The request: Each line containing the word "adapters" must be reported.

Collected data entries:

+++

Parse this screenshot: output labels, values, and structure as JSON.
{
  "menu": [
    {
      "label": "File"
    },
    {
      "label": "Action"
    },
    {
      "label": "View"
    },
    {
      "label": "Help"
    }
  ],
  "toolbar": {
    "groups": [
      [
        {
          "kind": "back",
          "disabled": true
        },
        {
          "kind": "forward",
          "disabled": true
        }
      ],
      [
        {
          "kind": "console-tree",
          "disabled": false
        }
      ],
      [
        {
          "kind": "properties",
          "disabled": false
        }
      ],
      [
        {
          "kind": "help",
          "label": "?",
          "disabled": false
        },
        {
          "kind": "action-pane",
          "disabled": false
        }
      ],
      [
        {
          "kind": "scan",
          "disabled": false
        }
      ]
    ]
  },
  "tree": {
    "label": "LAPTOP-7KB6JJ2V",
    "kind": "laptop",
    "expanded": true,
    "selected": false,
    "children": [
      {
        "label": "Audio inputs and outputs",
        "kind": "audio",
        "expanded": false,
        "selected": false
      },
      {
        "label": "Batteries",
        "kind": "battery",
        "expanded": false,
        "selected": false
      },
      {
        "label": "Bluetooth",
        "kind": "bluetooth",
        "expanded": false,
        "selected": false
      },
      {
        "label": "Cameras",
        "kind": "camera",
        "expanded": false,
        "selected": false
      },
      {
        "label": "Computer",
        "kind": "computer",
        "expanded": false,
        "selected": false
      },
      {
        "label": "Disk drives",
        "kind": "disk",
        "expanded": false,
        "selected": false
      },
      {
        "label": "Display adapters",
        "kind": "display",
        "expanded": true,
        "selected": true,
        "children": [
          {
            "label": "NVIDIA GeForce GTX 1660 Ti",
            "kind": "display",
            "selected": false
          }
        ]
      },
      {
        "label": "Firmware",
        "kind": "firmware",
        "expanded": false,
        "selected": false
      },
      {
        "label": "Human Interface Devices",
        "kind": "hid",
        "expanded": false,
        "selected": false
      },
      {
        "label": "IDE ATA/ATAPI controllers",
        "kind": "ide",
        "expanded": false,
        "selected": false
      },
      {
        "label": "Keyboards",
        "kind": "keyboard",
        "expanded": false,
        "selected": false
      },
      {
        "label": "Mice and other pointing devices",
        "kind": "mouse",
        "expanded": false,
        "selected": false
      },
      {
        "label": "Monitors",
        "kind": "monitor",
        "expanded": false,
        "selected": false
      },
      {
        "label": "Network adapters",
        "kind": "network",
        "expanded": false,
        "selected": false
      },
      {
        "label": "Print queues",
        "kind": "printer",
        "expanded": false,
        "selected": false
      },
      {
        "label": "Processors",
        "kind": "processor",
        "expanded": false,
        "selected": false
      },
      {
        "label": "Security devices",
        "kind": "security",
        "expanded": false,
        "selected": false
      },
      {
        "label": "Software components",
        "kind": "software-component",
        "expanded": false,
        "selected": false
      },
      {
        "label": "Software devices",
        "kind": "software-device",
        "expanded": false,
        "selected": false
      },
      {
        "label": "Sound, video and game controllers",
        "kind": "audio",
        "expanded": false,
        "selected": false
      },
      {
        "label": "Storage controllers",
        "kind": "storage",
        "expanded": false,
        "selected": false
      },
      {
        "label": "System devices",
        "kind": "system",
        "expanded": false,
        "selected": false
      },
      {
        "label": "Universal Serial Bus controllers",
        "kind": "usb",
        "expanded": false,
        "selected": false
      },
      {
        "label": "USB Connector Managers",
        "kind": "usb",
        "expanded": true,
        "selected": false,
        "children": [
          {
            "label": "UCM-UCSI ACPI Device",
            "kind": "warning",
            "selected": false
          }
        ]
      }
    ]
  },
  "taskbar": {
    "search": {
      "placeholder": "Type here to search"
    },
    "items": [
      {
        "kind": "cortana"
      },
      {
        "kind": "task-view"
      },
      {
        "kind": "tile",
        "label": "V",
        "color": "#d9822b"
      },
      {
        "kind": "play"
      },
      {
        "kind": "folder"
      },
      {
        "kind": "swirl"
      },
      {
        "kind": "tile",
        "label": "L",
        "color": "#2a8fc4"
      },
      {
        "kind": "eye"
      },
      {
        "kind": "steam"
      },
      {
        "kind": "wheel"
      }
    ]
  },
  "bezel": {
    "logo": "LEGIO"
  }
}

+++

Response to the exercise:
        "label": "Display adapters",
        "label": "Network adapters",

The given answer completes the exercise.